» Work to do
Give back the whole listing exactly as shown.

» Dataset extract
** Start **

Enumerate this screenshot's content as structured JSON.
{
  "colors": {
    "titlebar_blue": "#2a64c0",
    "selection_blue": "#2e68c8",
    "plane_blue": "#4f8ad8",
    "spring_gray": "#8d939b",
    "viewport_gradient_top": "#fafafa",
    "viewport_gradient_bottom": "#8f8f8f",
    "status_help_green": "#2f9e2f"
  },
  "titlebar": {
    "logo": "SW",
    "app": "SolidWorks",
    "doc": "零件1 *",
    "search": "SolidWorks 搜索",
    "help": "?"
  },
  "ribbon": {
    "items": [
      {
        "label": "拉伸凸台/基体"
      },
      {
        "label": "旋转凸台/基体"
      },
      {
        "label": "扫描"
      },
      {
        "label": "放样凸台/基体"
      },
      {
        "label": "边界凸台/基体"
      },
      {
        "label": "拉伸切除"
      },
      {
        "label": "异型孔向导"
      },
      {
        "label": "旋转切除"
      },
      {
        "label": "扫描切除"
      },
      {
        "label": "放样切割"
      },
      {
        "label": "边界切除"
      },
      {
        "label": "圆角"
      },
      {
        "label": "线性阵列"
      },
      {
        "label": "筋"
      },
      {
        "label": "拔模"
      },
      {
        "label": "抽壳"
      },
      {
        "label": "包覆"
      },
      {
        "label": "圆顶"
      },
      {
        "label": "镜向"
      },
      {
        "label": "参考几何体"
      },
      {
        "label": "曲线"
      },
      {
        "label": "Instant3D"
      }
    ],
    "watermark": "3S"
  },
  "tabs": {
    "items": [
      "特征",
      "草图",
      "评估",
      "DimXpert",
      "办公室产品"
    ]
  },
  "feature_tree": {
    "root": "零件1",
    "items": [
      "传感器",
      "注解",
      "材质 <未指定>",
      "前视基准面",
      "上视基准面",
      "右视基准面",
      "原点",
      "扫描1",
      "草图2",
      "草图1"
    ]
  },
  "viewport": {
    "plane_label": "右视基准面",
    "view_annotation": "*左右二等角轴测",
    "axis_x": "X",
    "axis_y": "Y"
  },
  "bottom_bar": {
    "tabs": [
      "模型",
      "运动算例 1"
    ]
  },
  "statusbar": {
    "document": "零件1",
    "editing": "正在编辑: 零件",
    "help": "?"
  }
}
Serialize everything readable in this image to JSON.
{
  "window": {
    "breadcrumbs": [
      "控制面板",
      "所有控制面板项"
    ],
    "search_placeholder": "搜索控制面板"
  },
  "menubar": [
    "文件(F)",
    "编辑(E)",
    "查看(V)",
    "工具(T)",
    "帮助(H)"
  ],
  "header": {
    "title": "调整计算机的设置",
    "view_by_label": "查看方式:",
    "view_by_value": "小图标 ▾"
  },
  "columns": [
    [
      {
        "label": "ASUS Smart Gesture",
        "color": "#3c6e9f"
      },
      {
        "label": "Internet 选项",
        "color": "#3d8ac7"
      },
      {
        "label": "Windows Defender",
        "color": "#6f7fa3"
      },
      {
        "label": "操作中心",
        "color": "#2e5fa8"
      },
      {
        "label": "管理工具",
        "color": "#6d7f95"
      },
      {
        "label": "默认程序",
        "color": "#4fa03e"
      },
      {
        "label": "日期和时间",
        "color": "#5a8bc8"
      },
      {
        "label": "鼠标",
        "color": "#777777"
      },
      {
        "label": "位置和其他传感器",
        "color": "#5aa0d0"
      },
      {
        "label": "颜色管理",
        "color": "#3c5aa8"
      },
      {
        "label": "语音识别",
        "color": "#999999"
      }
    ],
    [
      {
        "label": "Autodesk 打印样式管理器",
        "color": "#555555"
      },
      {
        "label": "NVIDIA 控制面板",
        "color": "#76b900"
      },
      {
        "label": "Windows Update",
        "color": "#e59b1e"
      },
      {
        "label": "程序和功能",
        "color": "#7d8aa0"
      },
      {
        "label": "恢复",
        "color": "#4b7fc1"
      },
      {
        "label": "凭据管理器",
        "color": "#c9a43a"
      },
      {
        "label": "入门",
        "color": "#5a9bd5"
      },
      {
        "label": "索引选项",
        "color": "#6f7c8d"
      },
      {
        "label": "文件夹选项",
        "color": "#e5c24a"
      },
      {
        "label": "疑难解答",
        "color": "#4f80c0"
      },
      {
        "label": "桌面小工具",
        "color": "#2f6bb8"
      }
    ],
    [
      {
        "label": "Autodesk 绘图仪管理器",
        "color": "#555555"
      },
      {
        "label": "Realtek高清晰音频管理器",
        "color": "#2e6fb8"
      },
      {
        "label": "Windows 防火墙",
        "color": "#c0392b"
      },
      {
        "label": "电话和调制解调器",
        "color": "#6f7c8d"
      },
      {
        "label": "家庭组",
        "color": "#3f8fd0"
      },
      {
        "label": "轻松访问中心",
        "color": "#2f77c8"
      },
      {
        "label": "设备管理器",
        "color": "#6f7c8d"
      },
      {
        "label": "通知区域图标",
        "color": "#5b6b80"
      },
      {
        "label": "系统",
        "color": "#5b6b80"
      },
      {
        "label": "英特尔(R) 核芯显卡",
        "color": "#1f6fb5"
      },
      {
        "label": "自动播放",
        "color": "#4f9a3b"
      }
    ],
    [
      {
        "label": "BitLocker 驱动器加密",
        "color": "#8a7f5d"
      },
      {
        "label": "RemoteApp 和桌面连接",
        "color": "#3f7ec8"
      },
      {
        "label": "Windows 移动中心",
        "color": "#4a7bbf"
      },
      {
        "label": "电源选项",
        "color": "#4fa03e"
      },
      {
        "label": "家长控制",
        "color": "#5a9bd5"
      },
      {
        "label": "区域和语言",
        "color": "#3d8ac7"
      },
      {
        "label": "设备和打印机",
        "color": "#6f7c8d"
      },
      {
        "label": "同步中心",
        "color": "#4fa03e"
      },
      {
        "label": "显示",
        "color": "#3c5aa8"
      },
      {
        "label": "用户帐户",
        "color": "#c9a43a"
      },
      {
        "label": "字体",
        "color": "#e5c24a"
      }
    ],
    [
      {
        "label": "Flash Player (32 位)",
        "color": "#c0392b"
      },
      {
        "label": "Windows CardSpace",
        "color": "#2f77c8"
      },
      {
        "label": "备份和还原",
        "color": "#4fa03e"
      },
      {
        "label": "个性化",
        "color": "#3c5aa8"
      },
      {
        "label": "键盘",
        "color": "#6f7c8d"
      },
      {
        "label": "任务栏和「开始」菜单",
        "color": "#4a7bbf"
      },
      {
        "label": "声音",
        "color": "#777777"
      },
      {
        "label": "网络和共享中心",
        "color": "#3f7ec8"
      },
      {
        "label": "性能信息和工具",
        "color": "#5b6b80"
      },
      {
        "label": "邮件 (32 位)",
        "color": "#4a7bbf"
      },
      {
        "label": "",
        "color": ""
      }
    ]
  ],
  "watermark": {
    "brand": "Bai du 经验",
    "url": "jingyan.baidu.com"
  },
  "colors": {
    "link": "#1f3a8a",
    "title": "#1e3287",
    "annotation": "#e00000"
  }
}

** End **

» Written answer
Enumerate this screenshot's content as structured JSON.
{
  "colors": {
    "titlebar_blue": "#2a64c0",
    "selection_blue": "#2e68c8",
    "plane_blue": "#4f8ad8",
    "spring_gray": "#8d939b",
    "viewport_gradient_top": "#fafafa",
    "viewport_gradient_bottom": "#8f8f8f",
    "status_help_green": "#2f9e2f"
  },
  "titlebar": {
    "logo": "SW",
    "app": "SolidWorks",
    "doc": "零件1 *",
    "search": "SolidWorks 搜索",
    "help": "?"
  },
  "ribbon": {
    "items": [
      {
        "label": "拉伸凸台/基体"
      },
      {
        "label": "旋转凸台/基体"
      },
      {
        "label": "扫描"
      },
      {
        "label": "放样凸台/基体"
      },
      {
        "label": "边界凸台/基体"
      },
      {
        "label": "拉伸切除"
      },
      {
        "label": "异型孔向导"
      },
      {
        "label": "旋转切除"
      },
      {
        "label": "扫描切除"
      },
      {
        "label": "放样切割"
      },
      {
        "label": "边界切除"
      },
      {
        "label": "圆角"
      },
      {
        "label": "线性阵列"
      },
      {
        "label": "筋"
      },
      {
        "label": "拔模"
      },
      {
        "label": "抽壳"
      },
      {
        "label": "包覆"
      },
      {
        "label": "圆顶"
      },
      {
        "label": "镜向"
      },
      {
        "label": "参考几何体"
      },
      {
        "label": "曲线"
      },
      {
        "label": "Instant3D"
      }
    ],
    "watermark": "3S"
  },
  "tabs": {
    "items": [
      "特征",
      "草图",
      "评估",
      "DimXpert",
      "办公室产品"
    ]
  },
  "feature_tree": {
    "root": "零件1",
    "items": [
      "传感器",
      "注解",
      "材质 <未指定>",
      "前视基准面",
      "上视基准面",
      "右视基准面",
      "原点",
      "扫描1",
      "草图2",
      "草图1"
    ]
  },
  "viewport": {
    "plane_label": "右视基准面",
    "view_annotation": "*左右二等角轴测",
    "axis_x": "X",
    "axis_y": "Y"
  },
  "bottom_bar": {
    "tabs": [
      "模型",
      "运动算例 1"
    ]
  },
  "statusbar": {
    "document": "零件1",
    "editing": "正在编辑: 零件",
    "help": "?"
  }
}
Serialize everything readable in this image to JSON.
{
  "window": {
    "breadcrumbs": [
      "控制面板",
      "所有控制面板项"
    ],
    "search_placeholder": "搜索控制面板"
  },
  "menubar": [
    "文件(F)",
    "编辑(E)",
    "查看(V)",
    "工具(T)",
    "帮助(H)"
  ],
  "header": {
    "title": "调整计算机的设置",
    "view_by_label": "查看方式:",
    "view_by_value": "小图标 ▾"
  },
  "columns": [
    [
      {
        "label": "ASUS Smart Gesture",
        "color": "#3c6e9f"
      },
      {
        "label": "Internet 选项",
        "color": "#3d8ac7"
      },
      {
        "label": "Windows Defender",
        "color": "#6f7fa3"
      },
      {
        "label": "操作中心",
        "color": "#2e5fa8"
      },
      {
        "label": "管理工具",
        "color": "#6d7f95"
      },
      {
        "label": "默认程序",
        "color": "#4fa03e"
      },
      {
        "label": "日期和时间",
        "color": "#5a8bc8"
      },
      {
        "label": "鼠标",
        "color": "#777777"
      },
      {
        "label": "位置和其他传感器",
        "color": "#5aa0d0"
      },
      {
        "label": "颜色管理",
        "color": "#3c5aa8"
      },
      {
        "label": "语音识别",
        "color": "#999999"
      }
    ],
    [
      {
        "label": "Autodesk 打印样式管理器",
        "color": "#555555"
      },
      {
        "label": "NVIDIA 控制面板",
        "color": "#76b900"
      },
      {
        "label": "Windows Update",
        "color": "#e59b1e"
      },
      {
        "label": "程序和功能",
        "color": "#7d8aa0"
      },
      {
        "label": "恢复",
        "color": "#4b7fc1"
      },
      {
        "label": "凭据管理器",
        "color": "#c9a43a"
      },
      {
        "label": "入门",
        "color": "#5a9bd5"
      },
      {
        "label": "索引选项",
        "color": "#6f7c8d"
      },
      {
        "label": "文件夹选项",
        "color": "#e5c24a"
      },
      {
        "label": "疑难解答",
        "color": "#4f80c0"
      },
      {
        "label": "桌面小工具",
        "color": "#2f6bb8"
      }
    ],
    [
      {
        "label": "Autodesk 绘图仪管理器",
        "color": "#555555"
      },
      {
        "label": "Realtek高清晰音频管理器",
        "color": "#2e6fb8"
      },
      {
        "label": "Windows 防火墙",
        "color": "#c0392b"
      },
      {
        "label": "电话和调制解调器",
        "color": "#6f7c8d"
      },
      {
        "label": "家庭组",
        "color": "#3f8fd0"
      },
      {
        "label": "轻松访问中心",
        "color": "#2f77c8"
      },
      {
        "label": "设备管理器",
        "color": "#6f7c8d"
      },
      {
        "label": "通知区域图标",
        "color": "#5b6b80"
      },
      {
        "label": "系统",
        "color": "#5b6b80"
      },
      {
        "label": "英特尔(R) 核芯显卡",
        "color": "#1f6fb5"
      },
      {
        "label": "自动播放",
        "color": "#4f9a3b"
      }
    ],
    [
      {
        "label": "BitLocker 驱动器加密",
        "color": "#8a7f5d"
      },
      {
        "label": "RemoteApp 和桌面连接",
        "color": "#3f7ec8"
      },
      {
        "label": "Windows 移动中心",
        "color": "#4a7bbf"
      },
      {
        "label": "电源选项",
        "color": "#4fa03e"
      },
      {
        "label": "家长控制",
        "color": "#5a9bd5"
      },
      {
        "label": "区域和语言",
        "color": "#3d8ac7"
      },
      {
        "label": "设备和打印机",
        "color": "#6f7c8d"
      },
      {
        "label": "同步中心",
        "color": "#4fa03e"
      },
      {
        "label": "显示",
        "color": "#3c5aa8"
      },
      {
        "label": "用户帐户",
        "color": "#c9a43a"
      },
      {
        "label": "字体",
        "color": "#e5c24a"
      }
    ],
    [
      {
        "label": "Flash Player (32 位)",
        "color": "#c0392b"
      },
      {
        "label": "Windows CardSpace",
        "color": "#2f77c8"
      },
      {
        "label": "备份和还原",
        "color": "#4fa03e"
      },
      {
        "label": "个性化",
        "color": "#3c5aa8"
      },
      {
        "label": "键盘",
        "color": "#6f7c8d"
      },
      {
        "label": "任务栏和「开始」菜单",
        "color": "#4a7bbf"
      },
      {
        "label": "声音",
        "color": "#777777"
      },
      {
        "label": "网络和共享中心",
        "color": "#3f7ec8"
      },
      {
        "label": "性能信息和工具",
        "color": "#5b6b80"
      },
      {
        "label": "邮件 (32 位)",
        "color": "#4a7bbf"
      },
      {
        "label": "",
        "color": ""
      }
    ]
  ],
  "watermark": {
    "brand": "Bai du 经验",
    "url": "jingyan.baidu.com"
  },
  "colors": {
    "link": "#1f3a8a",
    "title": "#1e3287",
    "annotation": "#e00000"
  }
}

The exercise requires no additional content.